**Your objective**
What is needed is an exact copy of the entries below, from the line that contains "Give me a plain-text" through the final line, both included, and nothing else.

**Listed entries**

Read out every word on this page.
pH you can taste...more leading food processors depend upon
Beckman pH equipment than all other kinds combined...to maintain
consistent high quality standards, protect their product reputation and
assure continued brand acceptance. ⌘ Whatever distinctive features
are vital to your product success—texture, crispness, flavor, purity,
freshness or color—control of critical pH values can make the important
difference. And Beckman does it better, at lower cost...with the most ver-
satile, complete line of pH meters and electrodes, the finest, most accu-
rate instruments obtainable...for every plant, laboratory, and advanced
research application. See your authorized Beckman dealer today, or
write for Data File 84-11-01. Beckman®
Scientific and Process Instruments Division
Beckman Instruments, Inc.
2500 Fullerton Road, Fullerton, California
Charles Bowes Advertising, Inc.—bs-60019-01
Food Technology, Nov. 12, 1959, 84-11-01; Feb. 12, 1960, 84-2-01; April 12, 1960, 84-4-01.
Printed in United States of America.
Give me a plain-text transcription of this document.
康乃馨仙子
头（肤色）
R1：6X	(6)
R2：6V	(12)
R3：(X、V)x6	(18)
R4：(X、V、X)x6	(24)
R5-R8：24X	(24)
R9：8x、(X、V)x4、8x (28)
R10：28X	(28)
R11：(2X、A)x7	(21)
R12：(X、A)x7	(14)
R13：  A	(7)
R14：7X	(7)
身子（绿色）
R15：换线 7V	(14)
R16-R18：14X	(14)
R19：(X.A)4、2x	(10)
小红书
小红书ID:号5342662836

**Result for this exercise**
Give me a plain-text transcription of this document.
康乃馨仙子
头（肤色）
R1：6X	(6)
R2：6V	(12)
R3：(X、V)x6	(18)
R4：(X、V、X)x6	(24)
R5-R8：24X	(24)
R9：8x、(X、V)x4、8x (28)
R10：28X	(28)
R11：(2X、A)x7	(21)
R12：(X、A)x7	(14)
R13：  A	(7)
R14：7X	(7)
身子（绿色）
R15：换线 7V	(14)
R16-R18：14X	(14)
R19：(X.A)4、2x	(10)
小红书
小红书ID:号5342662836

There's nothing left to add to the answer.